**EXTRACTED DATA**
** Start **
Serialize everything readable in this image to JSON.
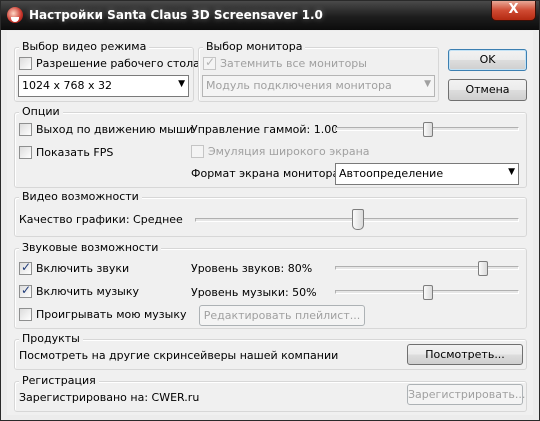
{
  "window": {
    "title": "Настройки Santa Claus 3D Screensaver 1.0",
    "close_label": "X"
  },
  "video_mode": {
    "group_label": "Выбор видео режима",
    "desktop_resolution_label": "Разрешение рабочего стола",
    "desktop_resolution_checked": false,
    "resolution_value": "1024 x 768 x 32"
  },
  "monitor": {
    "group_label": "Выбор монитора",
    "darken_all_label": "Затемнить все мониторы",
    "darken_all_checked": true,
    "module_value": "Модуль подключения монитора"
  },
  "buttons": {
    "ok": "OK",
    "cancel": "Отмена"
  },
  "options": {
    "group_label": "Опции",
    "exit_on_mouse_label": "Выход по движению мыши",
    "exit_on_mouse_checked": false,
    "show_fps_label": "Показать FPS",
    "show_fps_checked": false,
    "gamma_label": "Управление гаммой: 1.00",
    "gamma_level": 0.5,
    "widescreen_label": "Эмуляция широкого экрана",
    "widescreen_checked": false,
    "screen_format_label": "Формат экрана монитора:",
    "screen_format_value": "Автоопределение"
  },
  "video_caps": {
    "group_label": "Видео возможности",
    "quality_label": "Качество графики: Среднее",
    "quality_level": 0.5
  },
  "sound": {
    "group_label": "Звуковые возможности",
    "enable_sounds_label": "Включить звуки",
    "enable_sounds_checked": true,
    "enable_music_label": "Включить музыку",
    "enable_music_checked": true,
    "play_my_music_label": "Проигрывать мою музыку",
    "play_my_music_checked": false,
    "sound_level_label": "Уровень звуков: 80%",
    "sound_level": 0.8,
    "music_level_label": "Уровень музыки: 50%",
    "music_level": 0.5,
    "edit_playlist_label": "Редактировать плейлист..."
  },
  "products": {
    "group_label": "Продукты",
    "text": "Посмотреть на другие скринсейверы нашей компании",
    "view_label": "Посмотреть..."
  },
  "registration": {
    "group_label": "Регистрация",
    "text": "Зарегистрировано на: CWER.ru",
    "register_label": "Зарегистрировать..."
  },
  "icons": {
    "check": "check-mark-icon",
    "dropdown": "dropdown-arrow-icon",
    "app": "santa-app-icon"
  }
}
** End **
**TASK INSTRUCTIONS**
Copy every line of the listing that contains the word "true".

**TASK RESULT**
    "darken_all_checked": true,
    "enable_sounds_checked": true,
    "enable_music_checked": true,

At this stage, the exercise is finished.